(Chart and figure data)
╔══
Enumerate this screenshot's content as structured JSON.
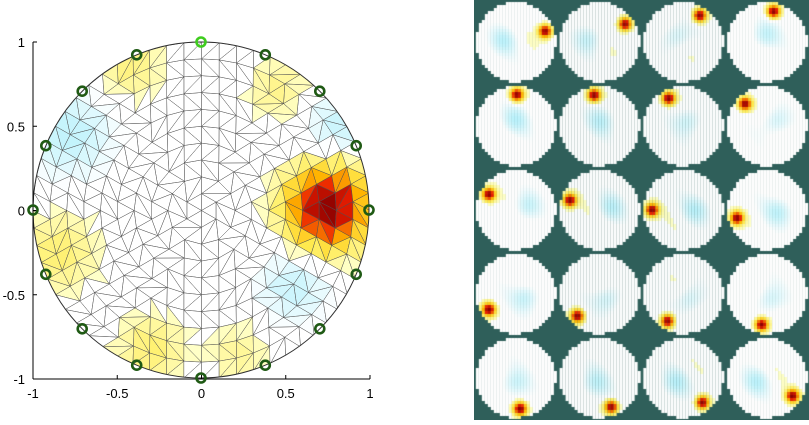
{
  "chart_data": {
    "type": "heatmap",
    "description_kind": "EIT circular mesh reconstruction with electrode markers",
    "xlim": [
      -1,
      1
    ],
    "ylim": [
      -1,
      1
    ],
    "x_ticks": [
      "-1",
      "-0.5",
      "0",
      "0.5",
      "1"
    ],
    "y_ticks": [
      "1",
      "0.5",
      "0",
      "-0.5",
      "-1"
    ],
    "electrode_count": 16,
    "active_electrode_index": 0,
    "colors": {
      "electrode": "#1f5a14",
      "active_electrode": "#3fcc1e",
      "mesh_line": "#505050",
      "panel_background": "#2f5f5a"
    },
    "blobs": [
      {
        "x": 0.75,
        "y": 0.02,
        "strength": 1.0,
        "spread": 0.16
      },
      {
        "x": 0.45,
        "y": 0.72,
        "strength": 0.14,
        "spread": 0.12
      },
      {
        "x": -0.78,
        "y": 0.45,
        "strength": -0.22,
        "spread": 0.18
      },
      {
        "x": -0.85,
        "y": -0.25,
        "strength": 0.18,
        "spread": 0.16
      },
      {
        "x": 0.82,
        "y": 0.5,
        "strength": -0.2,
        "spread": 0.14
      },
      {
        "x": 0.55,
        "y": -0.45,
        "strength": -0.2,
        "spread": 0.15
      },
      {
        "x": -0.3,
        "y": -0.82,
        "strength": 0.18,
        "spread": 0.14
      },
      {
        "x": -0.42,
        "y": 0.85,
        "strength": 0.16,
        "spread": 0.13
      },
      {
        "x": 0.22,
        "y": -0.85,
        "strength": 0.12,
        "spread": 0.12
      }
    ],
    "thumbnails": {
      "rows": 5,
      "cols": 4,
      "hotspot_angles_deg": [
        20,
        35,
        58,
        78,
        88,
        100,
        118,
        135,
        150,
        162,
        180,
        195,
        210,
        225,
        240,
        260,
        278,
        292,
        308,
        325
      ]
    }
  }
}
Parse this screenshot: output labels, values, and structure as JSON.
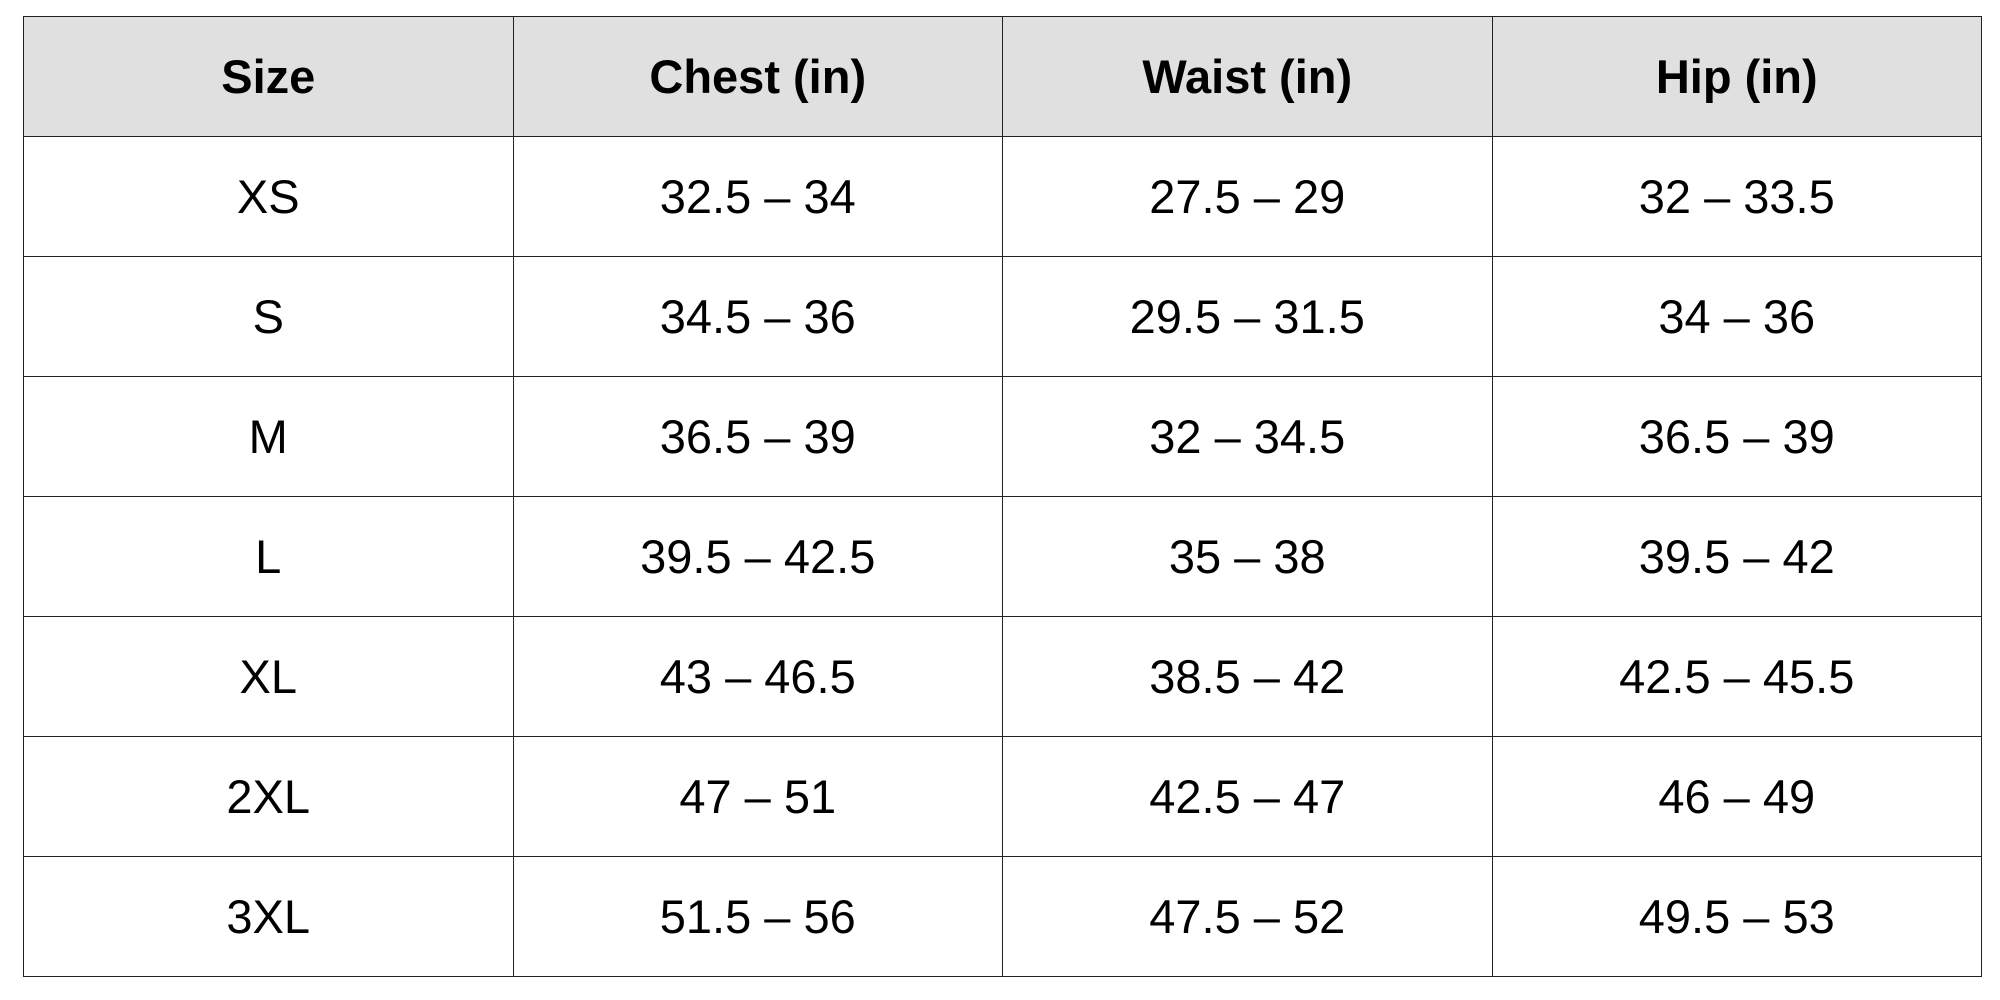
{
  "table": {
    "columns": [
      "Size",
      "Chest (in)",
      "Waist (in)",
      "Hip (in)"
    ],
    "rows": [
      [
        "XS",
        "32.5 – 34",
        "27.5 – 29",
        "32 – 33.5"
      ],
      [
        "S",
        "34.5 – 36",
        "29.5 – 31.5",
        "34 – 36"
      ],
      [
        "M",
        "36.5 – 39",
        "32 – 34.5",
        "36.5 – 39"
      ],
      [
        "L",
        "39.5 – 42.5",
        "35 – 38",
        "39.5 – 42"
      ],
      [
        "XL",
        "43 – 46.5",
        "38.5 – 42",
        "42.5 – 45.5"
      ],
      [
        "2XL",
        "47 – 51",
        "42.5 – 47",
        "46 – 49"
      ],
      [
        "3XL",
        "51.5 – 56",
        "47.5 – 52",
        "49.5 – 53"
      ]
    ]
  },
  "colors": {
    "header_background": "#e0e0e0",
    "border": "#222222",
    "text": "#000000",
    "background": "#ffffff"
  }
}
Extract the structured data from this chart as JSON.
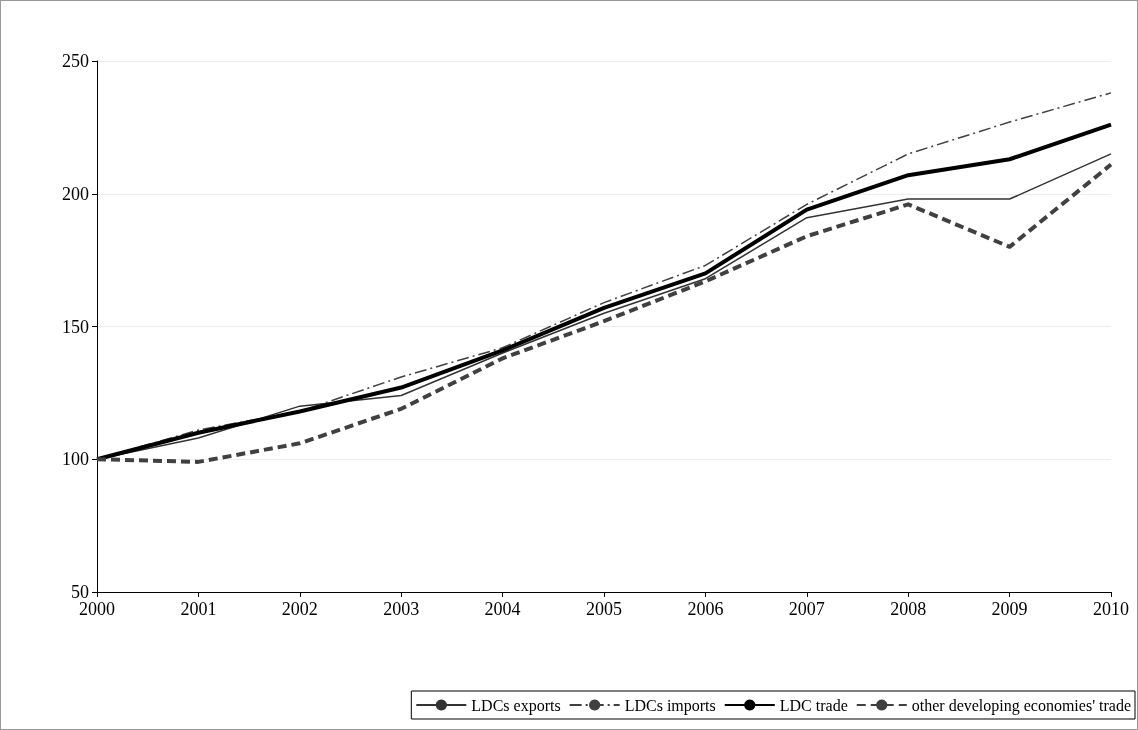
{
  "chart_data": {
    "type": "line",
    "x": [
      2000,
      2001,
      2002,
      2003,
      2004,
      2005,
      2006,
      2007,
      2008,
      2009,
      2010
    ],
    "xlim": [
      2000,
      2010
    ],
    "xticks": [
      2000,
      2001,
      2002,
      2003,
      2004,
      2005,
      2006,
      2007,
      2008,
      2009,
      2010
    ],
    "ylim": [
      50,
      250
    ],
    "yticks": [
      50,
      100,
      150,
      200,
      250
    ],
    "grid": "y",
    "legend": "bottom right",
    "marker": "none",
    "series": [
      {
        "name": "LDCs exports",
        "color": "#333333",
        "line_style": "solid",
        "values": [
          100,
          108,
          120,
          124,
          140,
          155,
          168,
          191,
          198,
          198,
          215
        ]
      },
      {
        "name": "LDCs imports",
        "color": "#404040",
        "line_style": "dashdot",
        "values": [
          100,
          111,
          118,
          131,
          142,
          159,
          173,
          196,
          215,
          227,
          238
        ]
      },
      {
        "name": "LDC trade",
        "color": "#000000",
        "line_style": "solid",
        "values": [
          100,
          110,
          118,
          127,
          141,
          157,
          170,
          194,
          207,
          213,
          226
        ]
      },
      {
        "name": "other developing economies' trade",
        "color": "#404040",
        "line_style": "dashed",
        "values": [
          100,
          99,
          106,
          119,
          138,
          152,
          167,
          184,
          196,
          180,
          211
        ]
      }
    ]
  }
}
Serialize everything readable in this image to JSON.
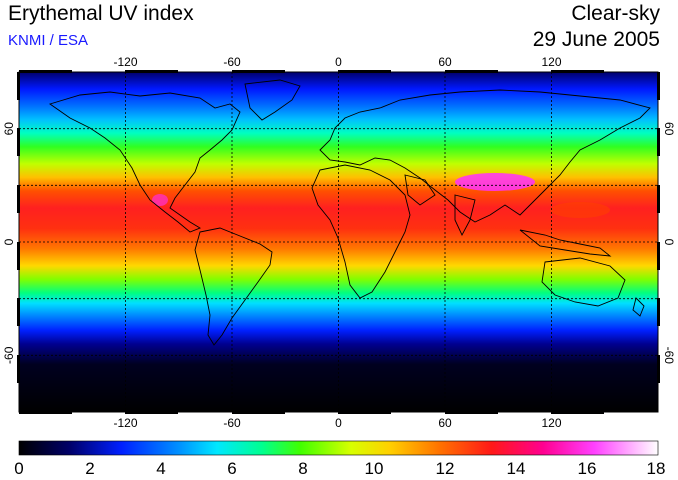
{
  "header": {
    "title": "Erythemal UV index",
    "credit": "KNMI / ESA",
    "condition": "Clear-sky",
    "date": "29 June 2005"
  },
  "map": {
    "lon_ticks": [
      "-120",
      "-60",
      "0",
      "60",
      "120"
    ],
    "lat_ticks_left": [
      "60",
      "0",
      "-60"
    ],
    "lat_ticks_right": [
      "60",
      "0",
      "-60"
    ],
    "lon_range": [
      -180,
      180
    ],
    "lat_range": [
      -90,
      90
    ],
    "gridlines": "dotted every 30 degrees"
  },
  "colorbar": {
    "labels": [
      "0",
      "2",
      "4",
      "6",
      "8",
      "10",
      "12",
      "14",
      "16",
      "18"
    ],
    "range": [
      0,
      18
    ],
    "colors": [
      "#000000",
      "#00006a",
      "#0020ff",
      "#0090ff",
      "#00e8ff",
      "#00ff90",
      "#40ff00",
      "#d8ff00",
      "#ffd000",
      "#ff7000",
      "#ff1818",
      "#ff0090",
      "#ff40ff",
      "#ffffff"
    ]
  }
}
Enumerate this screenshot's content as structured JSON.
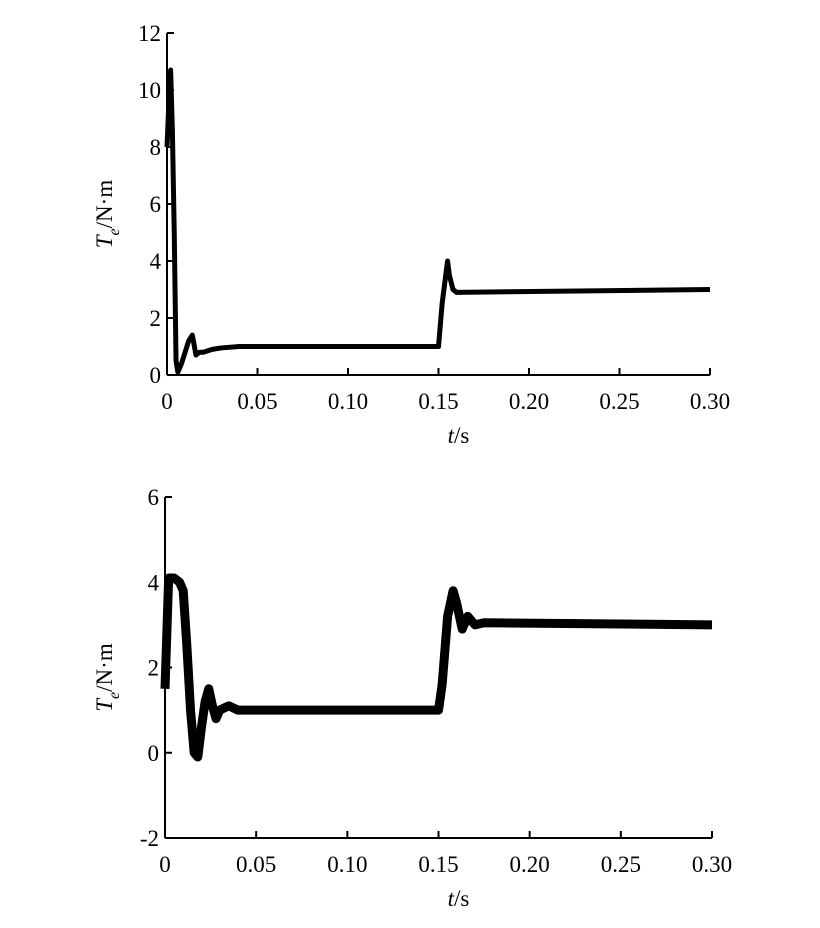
{
  "chart_data": [
    {
      "type": "line",
      "x": [
        0,
        0.001,
        0.002,
        0.003,
        0.004,
        0.005,
        0.006,
        0.008,
        0.01,
        0.012,
        0.014,
        0.016,
        0.018,
        0.02,
        0.025,
        0.03,
        0.04,
        0.15,
        0.152,
        0.154,
        0.155,
        0.156,
        0.158,
        0.16,
        0.3
      ],
      "values": [
        8,
        9.5,
        10.7,
        8.5,
        5,
        0.5,
        0.1,
        0.4,
        0.8,
        1.2,
        1.4,
        0.7,
        0.8,
        0.8,
        0.9,
        0.95,
        1,
        1,
        2.5,
        3.5,
        4,
        3.5,
        3,
        2.9,
        3
      ],
      "color": "#000000",
      "xlim": [
        0,
        0.3
      ],
      "ylim": [
        0,
        12
      ],
      "xticks": [
        0,
        0.05,
        {
          "value": 0.1,
          "label": "0.10"
        },
        0.15,
        {
          "value": 0.2,
          "label": "0.20"
        },
        0.25,
        {
          "value": 0.3,
          "label": "0.30"
        }
      ],
      "yticks": [
        0,
        2,
        4,
        6,
        8,
        10,
        12
      ],
      "xlabel": {
        "symbol": "t",
        "unit": "/s"
      },
      "ylabel": {
        "symbol": "T",
        "subscript": "e",
        "unit": "/N·m"
      }
    },
    {
      "type": "line",
      "x": [
        0,
        0.002,
        0.005,
        0.008,
        0.01,
        0.012,
        0.014,
        0.016,
        0.018,
        0.02,
        0.022,
        0.024,
        0.026,
        0.028,
        0.03,
        0.035,
        0.04,
        0.15,
        0.152,
        0.155,
        0.158,
        0.16,
        0.163,
        0.166,
        0.17,
        0.175,
        0.3
      ],
      "values": [
        1.5,
        4.1,
        4.1,
        4,
        3.8,
        2.5,
        1,
        0,
        -0.1,
        0.6,
        1.2,
        1.5,
        1.1,
        0.8,
        1,
        1.1,
        1,
        1,
        1.6,
        3.2,
        3.8,
        3.5,
        2.9,
        3.2,
        3,
        3.05,
        3
      ],
      "color": "#000000",
      "xlim": [
        0,
        0.3
      ],
      "ylim": [
        -2,
        6
      ],
      "xticks": [
        0,
        0.05,
        {
          "value": 0.1,
          "label": "0.10"
        },
        0.15,
        {
          "value": 0.2,
          "label": "0.20"
        },
        0.25,
        {
          "value": 0.3,
          "label": "0.30"
        }
      ],
      "yticks": [
        -2,
        0,
        2,
        4,
        6
      ],
      "xlabel": {
        "symbol": "t",
        "unit": "/s"
      },
      "ylabel": {
        "symbol": "T",
        "subscript": "e",
        "unit": "/N·m"
      }
    }
  ]
}
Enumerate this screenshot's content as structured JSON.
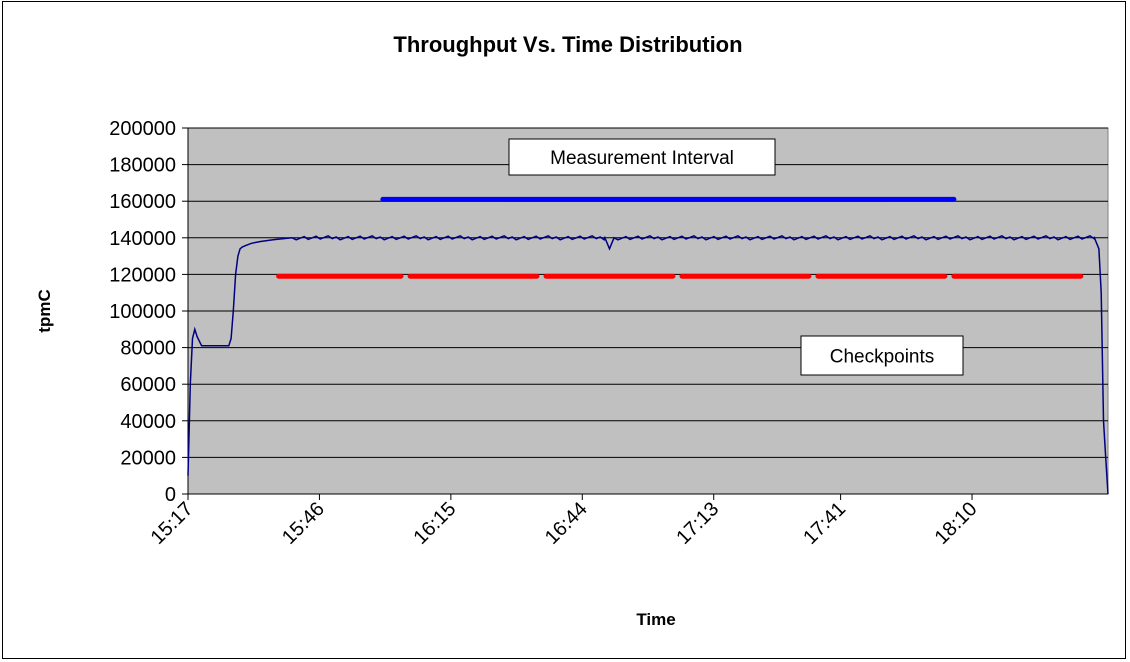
╚══
▶ _SHORT PROBLEM_: Using the listing above, show each line holding the string "type".

▶ _RESPONSE TO THE TASK_:
    "type": "heatmap",
    "type": "line",
      "type": "line",
      "type": "line",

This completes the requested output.